• [WHAT IS ASKED]: Gather every line in the records below that contains the word "ARENA".

• [LISTED RECORDS]:
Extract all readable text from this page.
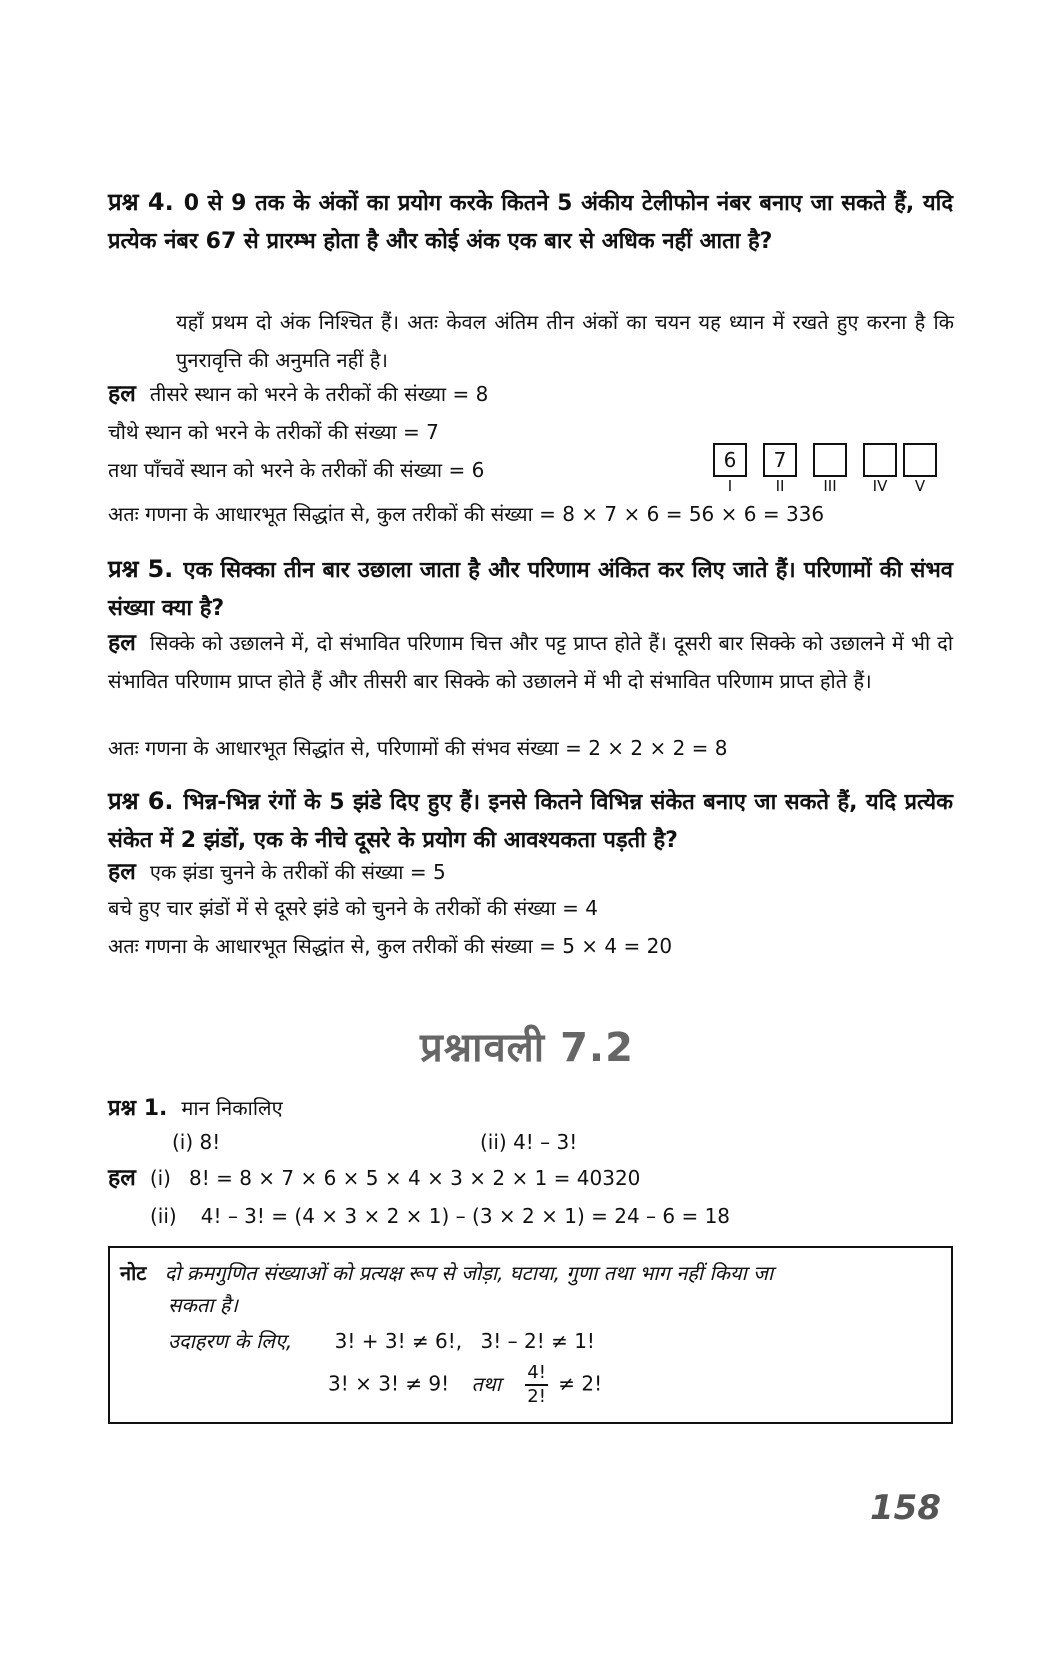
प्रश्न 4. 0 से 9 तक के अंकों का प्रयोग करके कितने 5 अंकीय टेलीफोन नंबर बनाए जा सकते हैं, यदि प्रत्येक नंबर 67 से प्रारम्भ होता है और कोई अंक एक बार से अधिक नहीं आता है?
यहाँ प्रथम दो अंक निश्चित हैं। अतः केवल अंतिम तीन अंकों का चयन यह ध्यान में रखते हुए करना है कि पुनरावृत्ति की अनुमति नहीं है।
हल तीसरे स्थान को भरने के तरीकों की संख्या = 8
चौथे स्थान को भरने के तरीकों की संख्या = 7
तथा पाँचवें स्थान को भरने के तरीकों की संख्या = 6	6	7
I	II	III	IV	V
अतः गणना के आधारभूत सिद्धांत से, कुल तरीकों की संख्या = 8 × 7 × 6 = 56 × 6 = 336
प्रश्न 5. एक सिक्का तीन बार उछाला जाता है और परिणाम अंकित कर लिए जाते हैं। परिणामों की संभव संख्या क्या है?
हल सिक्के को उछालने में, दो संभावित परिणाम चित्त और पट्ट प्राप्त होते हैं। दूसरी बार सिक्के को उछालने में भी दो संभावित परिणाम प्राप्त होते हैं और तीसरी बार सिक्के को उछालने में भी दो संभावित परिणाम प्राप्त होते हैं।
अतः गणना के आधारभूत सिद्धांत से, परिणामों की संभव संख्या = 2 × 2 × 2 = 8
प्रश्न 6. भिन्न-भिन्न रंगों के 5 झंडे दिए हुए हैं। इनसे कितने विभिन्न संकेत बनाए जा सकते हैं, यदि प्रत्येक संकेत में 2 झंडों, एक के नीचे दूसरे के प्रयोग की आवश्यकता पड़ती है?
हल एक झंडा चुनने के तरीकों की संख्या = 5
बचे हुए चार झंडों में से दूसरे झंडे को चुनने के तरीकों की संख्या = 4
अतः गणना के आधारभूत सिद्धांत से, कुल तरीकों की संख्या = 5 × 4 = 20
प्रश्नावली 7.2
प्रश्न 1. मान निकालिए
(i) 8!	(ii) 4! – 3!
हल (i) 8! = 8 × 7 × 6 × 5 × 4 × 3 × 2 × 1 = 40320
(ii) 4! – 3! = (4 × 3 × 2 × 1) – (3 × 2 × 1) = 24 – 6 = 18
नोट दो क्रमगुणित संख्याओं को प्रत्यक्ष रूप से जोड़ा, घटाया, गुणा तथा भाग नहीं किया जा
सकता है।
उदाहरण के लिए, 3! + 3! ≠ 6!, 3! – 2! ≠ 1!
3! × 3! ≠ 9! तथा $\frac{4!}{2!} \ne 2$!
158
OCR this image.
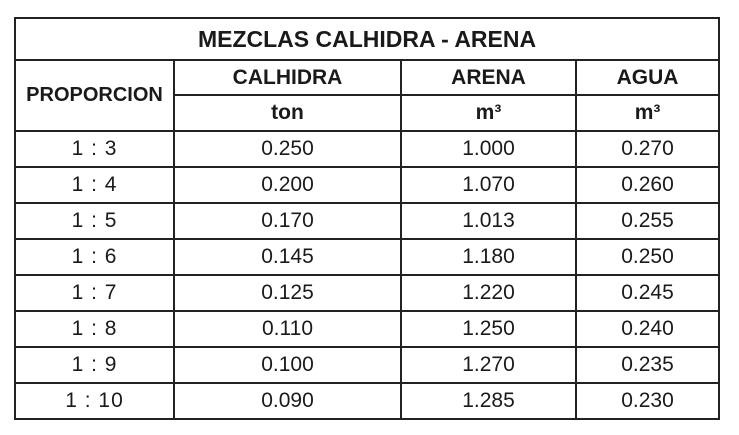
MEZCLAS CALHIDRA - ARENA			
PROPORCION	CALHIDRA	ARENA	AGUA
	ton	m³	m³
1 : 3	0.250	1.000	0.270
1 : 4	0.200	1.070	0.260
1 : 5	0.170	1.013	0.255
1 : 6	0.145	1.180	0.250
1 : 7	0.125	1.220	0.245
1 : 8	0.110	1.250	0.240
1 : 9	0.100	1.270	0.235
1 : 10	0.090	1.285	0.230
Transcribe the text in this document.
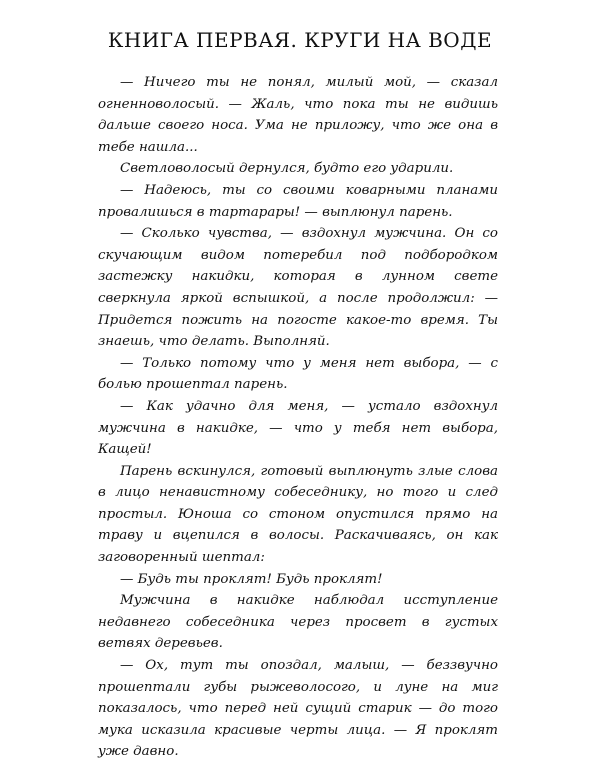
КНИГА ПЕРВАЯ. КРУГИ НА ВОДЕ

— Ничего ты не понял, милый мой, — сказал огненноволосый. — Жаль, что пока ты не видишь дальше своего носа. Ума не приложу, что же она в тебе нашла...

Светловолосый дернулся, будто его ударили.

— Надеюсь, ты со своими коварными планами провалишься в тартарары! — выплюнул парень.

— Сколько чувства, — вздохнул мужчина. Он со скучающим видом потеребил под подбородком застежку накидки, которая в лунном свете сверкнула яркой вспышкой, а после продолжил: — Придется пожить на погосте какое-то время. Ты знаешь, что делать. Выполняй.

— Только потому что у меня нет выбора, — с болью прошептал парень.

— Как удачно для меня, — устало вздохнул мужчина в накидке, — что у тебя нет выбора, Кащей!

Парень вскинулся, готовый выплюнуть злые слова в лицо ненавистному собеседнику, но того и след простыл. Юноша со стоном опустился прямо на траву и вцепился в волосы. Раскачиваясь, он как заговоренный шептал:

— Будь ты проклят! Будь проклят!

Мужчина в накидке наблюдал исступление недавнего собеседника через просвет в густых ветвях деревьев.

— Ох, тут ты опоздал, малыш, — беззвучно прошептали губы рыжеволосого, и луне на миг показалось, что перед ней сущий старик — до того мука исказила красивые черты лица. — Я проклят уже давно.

---

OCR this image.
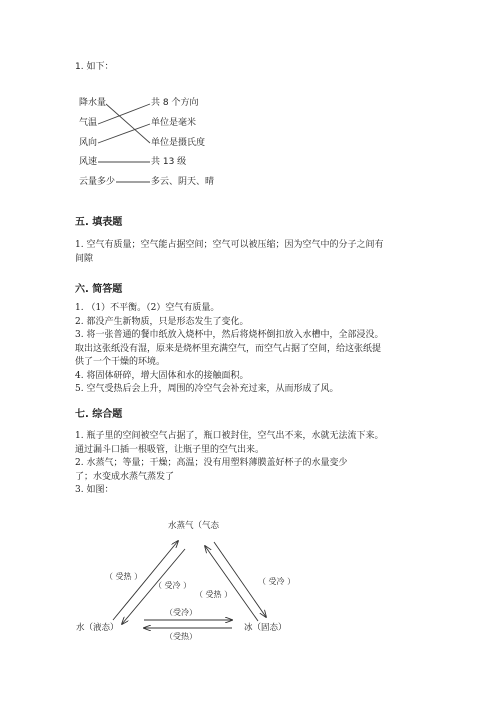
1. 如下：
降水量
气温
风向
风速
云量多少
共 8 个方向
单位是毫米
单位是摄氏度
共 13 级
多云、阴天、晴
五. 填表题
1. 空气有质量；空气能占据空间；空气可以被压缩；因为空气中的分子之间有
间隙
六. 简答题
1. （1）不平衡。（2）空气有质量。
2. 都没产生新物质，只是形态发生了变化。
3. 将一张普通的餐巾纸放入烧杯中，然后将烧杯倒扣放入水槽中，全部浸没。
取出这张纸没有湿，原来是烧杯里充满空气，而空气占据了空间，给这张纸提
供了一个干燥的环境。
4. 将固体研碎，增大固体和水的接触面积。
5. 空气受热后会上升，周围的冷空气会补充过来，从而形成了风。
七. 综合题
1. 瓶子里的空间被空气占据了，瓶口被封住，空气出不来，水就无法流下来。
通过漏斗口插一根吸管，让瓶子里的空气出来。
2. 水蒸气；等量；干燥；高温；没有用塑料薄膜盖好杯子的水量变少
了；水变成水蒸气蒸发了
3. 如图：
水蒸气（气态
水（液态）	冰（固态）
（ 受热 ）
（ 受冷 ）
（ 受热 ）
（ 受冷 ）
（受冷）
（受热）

...

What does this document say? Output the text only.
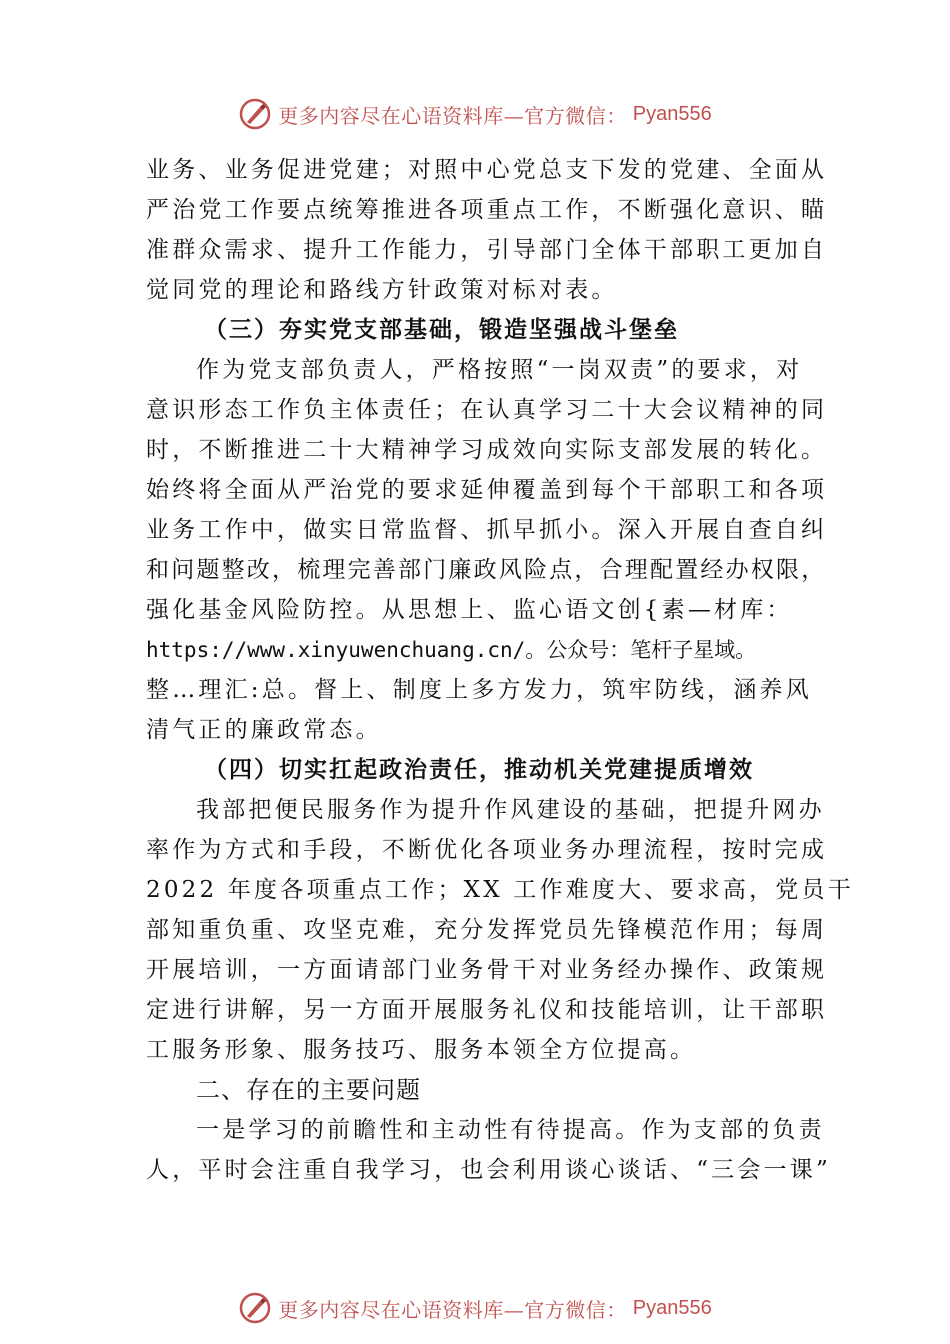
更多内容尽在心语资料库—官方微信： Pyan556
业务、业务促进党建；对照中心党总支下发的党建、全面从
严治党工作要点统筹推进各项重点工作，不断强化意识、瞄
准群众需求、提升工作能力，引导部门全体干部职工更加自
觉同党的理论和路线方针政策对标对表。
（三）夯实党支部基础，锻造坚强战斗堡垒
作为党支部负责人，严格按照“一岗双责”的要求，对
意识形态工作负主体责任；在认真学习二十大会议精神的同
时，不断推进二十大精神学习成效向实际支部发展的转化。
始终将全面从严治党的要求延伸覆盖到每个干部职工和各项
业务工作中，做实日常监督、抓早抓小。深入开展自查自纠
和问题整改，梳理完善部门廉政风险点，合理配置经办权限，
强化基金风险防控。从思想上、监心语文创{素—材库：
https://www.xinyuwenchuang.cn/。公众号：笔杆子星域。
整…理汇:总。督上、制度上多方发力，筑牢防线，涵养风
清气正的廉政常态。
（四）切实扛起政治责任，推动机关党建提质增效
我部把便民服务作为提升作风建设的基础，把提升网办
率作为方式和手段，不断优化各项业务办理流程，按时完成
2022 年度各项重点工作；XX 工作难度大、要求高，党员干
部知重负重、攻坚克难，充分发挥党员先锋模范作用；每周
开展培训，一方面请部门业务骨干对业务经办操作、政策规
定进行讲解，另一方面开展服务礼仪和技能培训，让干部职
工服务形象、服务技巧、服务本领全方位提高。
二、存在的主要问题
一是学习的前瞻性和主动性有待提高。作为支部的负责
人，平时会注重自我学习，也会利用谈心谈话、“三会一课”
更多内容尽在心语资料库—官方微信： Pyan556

• [WRITTEN ANSWER]:
MEZCLAS CALHIDRA - ARENA			
PROPORCION	CALHIDRA	ARENA	AGUA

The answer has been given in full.